WHAT THE EXERCISE ASKS
Copy down all of the data underneath, exactly as shown.

DATASET CONTENT
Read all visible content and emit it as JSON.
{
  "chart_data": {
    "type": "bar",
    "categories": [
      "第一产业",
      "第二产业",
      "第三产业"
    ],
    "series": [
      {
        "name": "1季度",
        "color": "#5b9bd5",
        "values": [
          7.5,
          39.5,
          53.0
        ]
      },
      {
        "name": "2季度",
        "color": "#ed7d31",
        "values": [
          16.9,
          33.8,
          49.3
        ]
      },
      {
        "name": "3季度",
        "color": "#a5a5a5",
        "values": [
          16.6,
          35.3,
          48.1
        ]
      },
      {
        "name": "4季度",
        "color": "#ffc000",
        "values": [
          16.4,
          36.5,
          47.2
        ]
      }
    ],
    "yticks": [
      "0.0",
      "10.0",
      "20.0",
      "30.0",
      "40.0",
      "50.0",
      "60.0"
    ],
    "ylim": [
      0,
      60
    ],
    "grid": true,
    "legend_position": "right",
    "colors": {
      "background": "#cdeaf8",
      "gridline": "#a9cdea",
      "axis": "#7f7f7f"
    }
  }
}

SOLVED PROBLEM
Read all visible content and emit it as JSON.
{
  "chart_data": {
    "type": "bar",
    "categories": [
      "第一产业",
      "第二产业",
      "第三产业"
    ],
    "series": [
      {
        "name": "1季度",
        "color": "#5b9bd5",
        "values": [
          7.5,
          39.5,
          53.0
        ]
      },
      {
        "name": "2季度",
        "color": "#ed7d31",
        "values": [
          16.9,
          33.8,
          49.3
        ]
      },
      {
        "name": "3季度",
        "color": "#a5a5a5",
        "values": [
          16.6,
          35.3,
          48.1
        ]
      },
      {
        "name": "4季度",
        "color": "#ffc000",
        "values": [
          16.4,
          36.5,
          47.2
        ]
      }
    ],
    "yticks": [
      "0.0",
      "10.0",
      "20.0",
      "30.0",
      "40.0",
      "50.0",
      "60.0"
    ],
    "ylim": [
      0,
      60
    ],
    "grid": true,
    "legend_position": "right",
    "colors": {
      "background": "#cdeaf8",
      "gridline": "#a9cdea",
      "axis": "#7f7f7f"
    }
  }
}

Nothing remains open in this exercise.